* [Цель задания] Обновите строки от начала записей до строки с "user-avatar-icon[interactable] xyxy=(964,0,978,6)" включительно, заменив "latest-jobs-title" на "recent-jobs-title". Всё остальное в этих строках оставьте без изменений.

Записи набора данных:
"""
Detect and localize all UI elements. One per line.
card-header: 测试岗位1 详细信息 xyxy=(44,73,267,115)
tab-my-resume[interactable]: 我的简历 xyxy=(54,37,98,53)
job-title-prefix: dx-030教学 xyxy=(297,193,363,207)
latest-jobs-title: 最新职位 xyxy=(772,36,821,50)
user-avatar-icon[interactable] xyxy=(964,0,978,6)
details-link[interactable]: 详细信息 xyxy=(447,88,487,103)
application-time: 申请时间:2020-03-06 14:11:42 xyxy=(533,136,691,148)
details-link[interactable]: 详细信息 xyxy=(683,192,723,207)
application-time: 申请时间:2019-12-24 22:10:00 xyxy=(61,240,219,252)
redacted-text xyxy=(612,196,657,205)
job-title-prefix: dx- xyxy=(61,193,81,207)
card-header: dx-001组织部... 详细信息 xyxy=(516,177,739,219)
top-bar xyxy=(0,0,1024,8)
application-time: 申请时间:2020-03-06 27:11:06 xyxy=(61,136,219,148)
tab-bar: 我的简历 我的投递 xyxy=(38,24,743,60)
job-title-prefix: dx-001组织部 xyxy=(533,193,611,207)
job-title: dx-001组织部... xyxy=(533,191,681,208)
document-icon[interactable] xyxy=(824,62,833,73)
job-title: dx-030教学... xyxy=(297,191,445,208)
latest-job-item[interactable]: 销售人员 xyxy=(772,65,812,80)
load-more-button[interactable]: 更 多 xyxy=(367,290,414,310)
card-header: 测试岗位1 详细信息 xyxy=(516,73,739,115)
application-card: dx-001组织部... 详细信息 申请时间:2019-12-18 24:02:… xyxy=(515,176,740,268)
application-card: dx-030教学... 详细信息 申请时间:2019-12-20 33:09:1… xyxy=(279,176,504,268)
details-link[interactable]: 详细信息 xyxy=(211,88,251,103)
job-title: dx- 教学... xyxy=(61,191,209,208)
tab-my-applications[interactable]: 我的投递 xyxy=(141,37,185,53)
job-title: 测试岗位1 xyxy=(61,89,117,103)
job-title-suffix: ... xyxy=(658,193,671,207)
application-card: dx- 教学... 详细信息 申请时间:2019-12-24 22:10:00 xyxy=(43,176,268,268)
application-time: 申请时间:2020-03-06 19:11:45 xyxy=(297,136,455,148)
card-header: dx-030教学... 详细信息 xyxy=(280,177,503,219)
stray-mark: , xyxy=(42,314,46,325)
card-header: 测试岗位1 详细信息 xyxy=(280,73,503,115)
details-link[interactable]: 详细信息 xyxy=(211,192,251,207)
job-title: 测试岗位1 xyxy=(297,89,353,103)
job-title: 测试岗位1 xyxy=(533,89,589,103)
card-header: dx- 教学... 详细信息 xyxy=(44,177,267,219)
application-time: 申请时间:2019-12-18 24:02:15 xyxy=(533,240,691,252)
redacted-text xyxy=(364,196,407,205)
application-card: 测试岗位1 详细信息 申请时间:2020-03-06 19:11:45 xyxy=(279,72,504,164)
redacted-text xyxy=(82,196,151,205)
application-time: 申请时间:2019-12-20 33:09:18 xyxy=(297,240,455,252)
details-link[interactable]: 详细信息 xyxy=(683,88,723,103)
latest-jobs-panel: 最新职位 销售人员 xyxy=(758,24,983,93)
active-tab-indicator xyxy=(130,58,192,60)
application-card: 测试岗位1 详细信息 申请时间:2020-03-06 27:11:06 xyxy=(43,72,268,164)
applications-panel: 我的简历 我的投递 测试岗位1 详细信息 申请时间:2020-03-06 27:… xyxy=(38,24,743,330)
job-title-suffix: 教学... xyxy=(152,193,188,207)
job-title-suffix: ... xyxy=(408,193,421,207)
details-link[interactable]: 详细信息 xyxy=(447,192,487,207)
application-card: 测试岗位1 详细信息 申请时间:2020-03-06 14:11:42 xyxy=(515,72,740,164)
"""
* [Письменный ответ]
Detect and localize all UI elements. One per line.
card-header: 测试岗位1 详细信息 xyxy=(44,73,267,115)
tab-my-resume[interactable]: 我的简历 xyxy=(54,37,98,53)
job-title-prefix: dx-030教学 xyxy=(297,193,363,207)
recent-jobs-title: 最新职位 xyxy=(772,36,821,50)
user-avatar-icon[interactable] xyxy=(964,0,978,6)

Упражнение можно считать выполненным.